::: PROVIDED RECORDS :::

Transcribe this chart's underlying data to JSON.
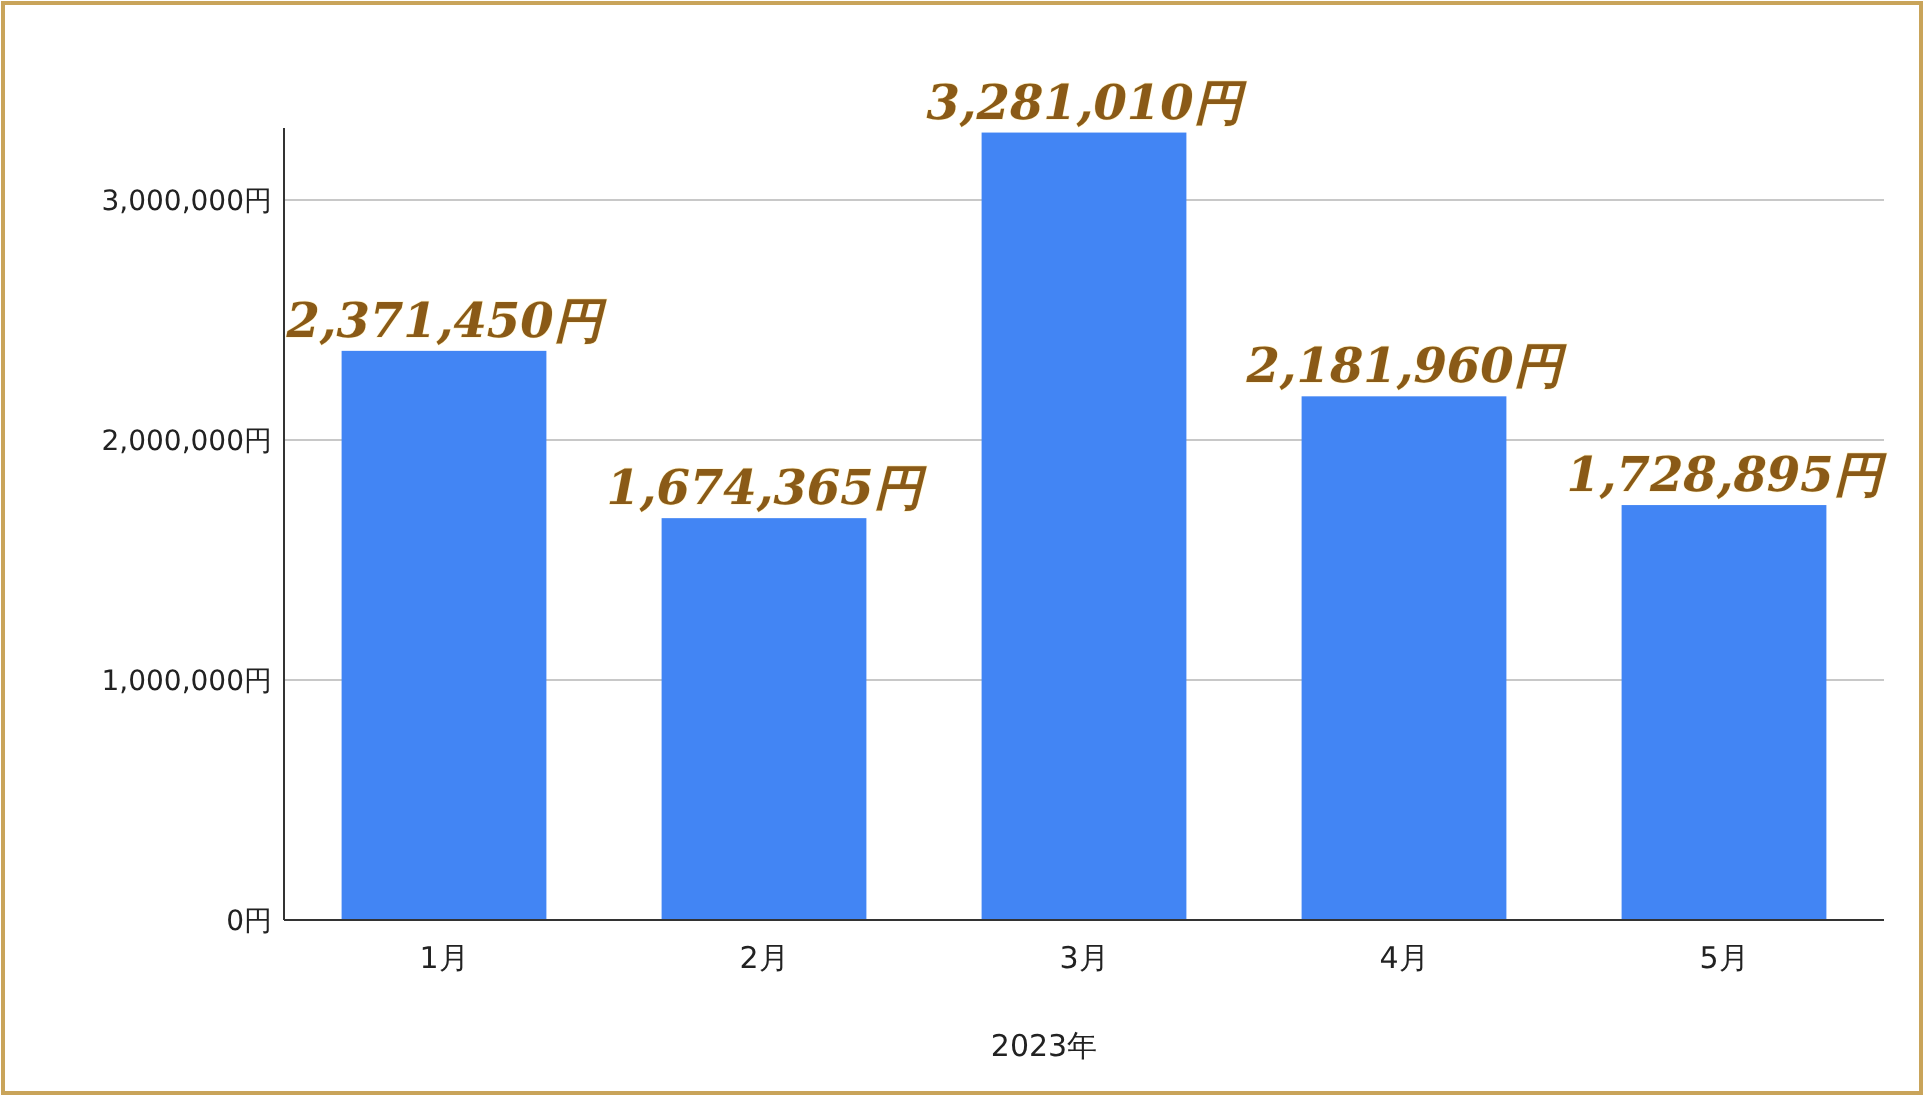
{
  "chart_data": {
    "type": "bar",
    "xlabel": "2023年",
    "categories": [
      "1月",
      "2月",
      "3月",
      "4月",
      "5月"
    ],
    "values": [
      2371450,
      1674365,
      3281010,
      2181960,
      1728895
    ],
    "value_labels": [
      "2,371,450円",
      "1,674,365円",
      "3,281,010円",
      "2,181,960円",
      "1,728,895円"
    ],
    "color": "#4285f4",
    "ylim": [
      0,
      3300000
    ],
    "yticks": [
      {
        "value": 0,
        "label": "0円"
      },
      {
        "value": 1000000,
        "label": "1,000,000円"
      },
      {
        "value": 2000000,
        "label": "2,000,000円"
      },
      {
        "value": 3000000,
        "label": "3,000,000円"
      }
    ],
    "grid": "y"
  }
}
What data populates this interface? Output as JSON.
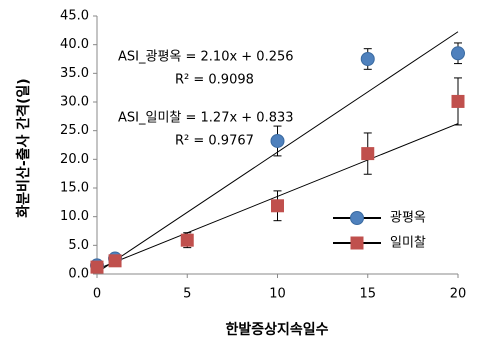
{
  "chart_data": {
    "type": "scatter",
    "xlabel": "한발증상지속일수",
    "ylabel": "화분비산-출사 간격(일)",
    "xlim": [
      0,
      20
    ],
    "xticks": [
      0,
      5,
      10,
      15,
      20
    ],
    "ylim": [
      0,
      45
    ],
    "yticks": [
      {
        "value": 0,
        "label": "0.0"
      },
      {
        "value": 5,
        "label": "5.0"
      },
      {
        "value": 10,
        "label": "10.0"
      },
      {
        "value": 15,
        "label": "15.0"
      },
      {
        "value": 20,
        "label": "20.0"
      },
      {
        "value": 25,
        "label": "25.0"
      },
      {
        "value": 30,
        "label": "30.0"
      },
      {
        "value": 35,
        "label": "35.0"
      },
      {
        "value": 40,
        "label": "40.0"
      },
      {
        "value": 45,
        "label": "45.0"
      }
    ],
    "legend": "lower right",
    "series": [
      {
        "name": "광평옥",
        "color": "#4f81bd",
        "marker": "circle",
        "x": [
          0,
          1,
          10,
          15,
          20
        ],
        "values": [
          1.5,
          2.7,
          23.2,
          37.5,
          38.5
        ],
        "errors": [
          0.4,
          0.5,
          2.6,
          1.8,
          1.8
        ],
        "trend": {
          "slope": 2.1,
          "intercept": 0.256
        },
        "equation": "ASI_광평옥 = 2.10x + 0.256",
        "r2": "R² = 0.9098"
      },
      {
        "name": "일미찰",
        "color": "#c0504d",
        "marker": "square",
        "x": [
          0,
          1,
          5,
          10,
          15,
          20
        ],
        "values": [
          1.2,
          2.3,
          5.9,
          11.9,
          21.0,
          30.1
        ],
        "errors": [
          0.4,
          0.5,
          1.3,
          2.6,
          3.6,
          4.1
        ],
        "trend": {
          "slope": 1.27,
          "intercept": 0.833
        },
        "equation": "ASI_일미찰 = 1.27x + 0.833",
        "r2": "R² = 0.9767"
      }
    ]
  }
}
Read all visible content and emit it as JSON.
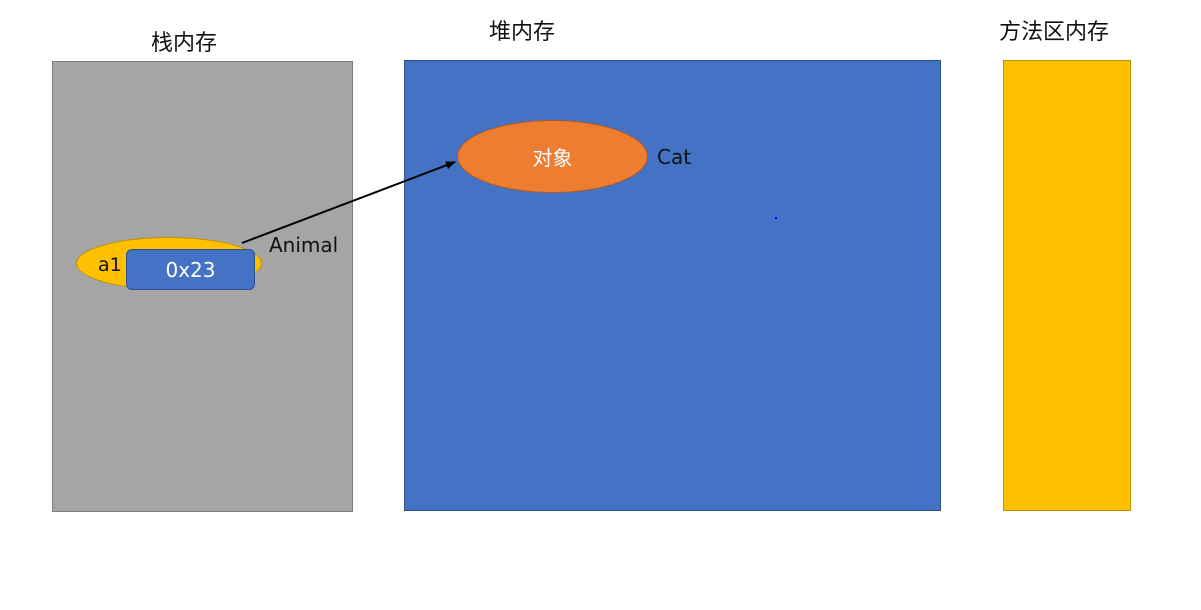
{
  "regions": {
    "stack": {
      "title": "栈内存"
    },
    "heap": {
      "title": "堆内存"
    },
    "method_area": {
      "title": "方法区内存"
    }
  },
  "stack_variable": {
    "name": "a1",
    "reference": "0x23",
    "declared_type": "Animal"
  },
  "heap_object": {
    "label": "对象",
    "runtime_class": "Cat"
  },
  "colors": {
    "stack_fill": "#a5a5a5",
    "heap_fill": "#4472c4",
    "method_fill": "#ffc000",
    "variable_ellipse": "#ffc000",
    "reference_box": "#4472c4",
    "object_ellipse": "#ed7d31",
    "object_border": "#ae5a21",
    "arrow": "#000000",
    "white_text": "#ffffff"
  }
}
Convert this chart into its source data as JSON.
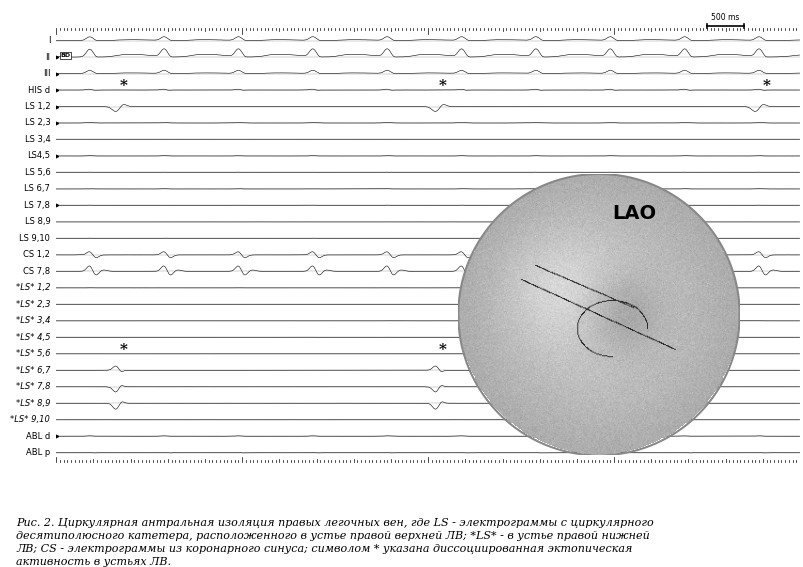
{
  "background_color": "#ffffff",
  "channel_labels": [
    "I",
    "II",
    "III",
    "HIS d",
    "LS 1,2",
    "LS 2,3",
    "LS 3,4",
    "LS4,5",
    "LS 5,6",
    "LS 6,7",
    "LS 7,8",
    "LS 8,9",
    "LS 9,10",
    "CS 1,2",
    "CS 7,8",
    "*LS* 1,2",
    "*LS* 2,3",
    "*LS* 3,4",
    "*LS* 4,5",
    "*LS* 5,6",
    "*LS* 6,7",
    "*LS* 7,8",
    "*LS* 8,9",
    "*LS* 9,10",
    "ABL d",
    "ABL p"
  ],
  "n_channels": 26,
  "caption_line1": "Рис. 2. Циркулярная антральная изоляция правых легочных вен, где LS - электрограммы с циркулярного",
  "caption_line2": "десятиполюсного катетера, расположенного в устье правой верхней ЛВ; *LS* - в устье правой нижней",
  "caption_line3": "ЛВ; CS - электрограммы из коронарного синуса; символом * указана диссоциированная эктопическая",
  "caption_line4": "активность в устьях ЛВ.",
  "lao_label": "LAO",
  "scale_bar_label": "500 ms",
  "label_fontsize": 6.0,
  "caption_fontsize": 8.0
}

:::

#### AIM
Write out the records above exactly as they stand, leaving out every picture.

#### COMPLETE RESPONSE
Transcribe this chart's underlying data to JSON.
{
  "chart_data": {
    "type": "bar",
    "xlabel": "2023年",
    "categories": [
      "1月",
      "2月",
      "3月",
      "4月",
      "5月"
    ],
    "values": [
      2371450,
      1674365,
      3281010,
      2181960,
      1728895
    ],
    "value_labels": [
      "2,371,450円",
      "1,674,365円",
      "3,281,010円",
      "2,181,960円",
      "1,728,895円"
    ],
    "color": "#4285f4",
    "ylim": [
      0,
      3300000
    ],
    "yticks": [
      {
        "value": 0,
        "label": "0円"
      },
      {
        "value": 1000000,
        "label": "1,000,000円"
      },
      {
        "value": 2000000,
        "label": "2,000,000円"
      },
      {
        "value": 3000000,
        "label": "3,000,000円"
      }
    ],
    "grid": "y"
  }
}
What data populates this interface? Output as JSON.
{
  "chart_data": {
    "type": "scatter",
    "xlabel": "한발증상지속일수",
    "ylabel": "화분비산-출사 간격(일)",
    "xlim": [
      0,
      20
    ],
    "xticks": [
      0,
      5,
      10,
      15,
      20
    ],
    "ylim": [
      0,
      45
    ],
    "yticks": [
      {
        "value": 0,
        "label": "0.0"
      },
      {
        "value": 5,
        "label": "5.0"
      },
      {
        "value": 10,
        "label": "10.0"
      },
      {
        "value": 15,
        "label": "15.0"
      },
      {
        "value": 20,
        "label": "20.0"
      },
      {
        "value": 25,
        "label": "25.0"
      },
      {
        "value": 30,
        "label": "30.0"
      },
      {
        "value": 35,
        "label": "35.0"
      },
      {
        "value": 40,
        "label": "40.0"
      },
      {
        "value": 45,
        "label": "45.0"
      }
    ],
    "legend": "lower right",
    "series": [
      {
        "name": "광평옥",
        "color": "#4f81bd",
        "marker": "circle",
        "x": [
          0,
          1,
          10,
          15,
          20
        ],
        "values": [
          1.5,
          2.7,
          23.2,
          37.5,
          38.5
        ],
        "errors": [
          0.4,
          0.5,
          2.6,
          1.8,
          1.8
        ],
        "trend": {
          "slope": 2.1,
          "intercept": 0.256
        },
        "equation": "ASI_광평옥 = 2.10x + 0.256",
        "r2": "R² = 0.9098"
      },
      {
        "name": "일미찰",
        "color": "#c0504d",
        "marker": "square",
        "x": [
          0,
          1,
          5,
          10,
          15,
          20
        ],
        "values": [
          1.2,
          2.3,
          5.9,
          11.9,
          21.0,
          30.1
        ],
        "errors": [
          0.4,
          0.5,
          1.3,
          2.6,
          3.6,
          4.1
        ],
        "trend": {
          "slope": 1.27,
          "intercept": 0.833
        },
        "equation": "ASI_일미찰 = 1.27x + 0.833",
        "r2": "R² = 0.9767"
      }
    ]
  }
}
Read all visible content and emit it as JSON.
{
  "regions": {
    "stack": {
      "title": "栈内存"
    },
    "heap": {
      "title": "堆内存"
    },
    "method_area": {
      "title": "方法区内存"
    }
  },
  "stack_variable": {
    "name": "a1",
    "reference": "0x23",
    "declared_type": "Animal"
  },
  "heap_object": {
    "label": "对象",
    "runtime_class": "Cat"
  },
  "colors": {
    "stack_fill": "#a5a5a5",
    "heap_fill": "#4472c4",
    "method_fill": "#ffc000",
    "variable_ellipse": "#ffc000",
    "reference_box": "#4472c4",
    "object_ellipse": "#ed7d31",
    "object_border": "#ae5a21",
    "arrow": "#000000",
    "white_text": "#ffffff"
  }
}
Convert this chart into its source data as JSON.
{
  "background_color": "#ffffff",
  "channel_labels": [
    "I",
    "II",
    "III",
    "HIS d",
    "LS 1,2",
    "LS 2,3",
    "LS 3,4",
    "LS4,5",
    "LS 5,6",
    "LS 6,7",
    "LS 7,8",
    "LS 8,9",
    "LS 9,10",
    "CS 1,2",
    "CS 7,8",
    "*LS* 1,2",
    "*LS* 2,3",
    "*LS* 3,4",
    "*LS* 4,5",
    "*LS* 5,6",
    "*LS* 6,7",
    "*LS* 7,8",
    "*LS* 8,9",
    "*LS* 9,10",
    "ABL d",
    "ABL p"
  ],
  "n_channels": 26,
  "caption_line1": "Рис. 2. Циркулярная антральная изоляция правых легочных вен, где LS - электрограммы с циркулярного",
  "caption_line2": "десятиполюсного катетера, расположенного в устье правой верхней ЛВ; *LS* - в устье правой нижней",
  "caption_line3": "ЛВ; CS - электрограммы из коронарного синуса; символом * указана диссоциированная эктопическая",
  "caption_line4": "активность в устьях ЛВ.",
  "lao_label": "LAO",
  "scale_bar_label": "500 ms",
  "label_fontsize": 6.0,
  "caption_fontsize": 8.0
}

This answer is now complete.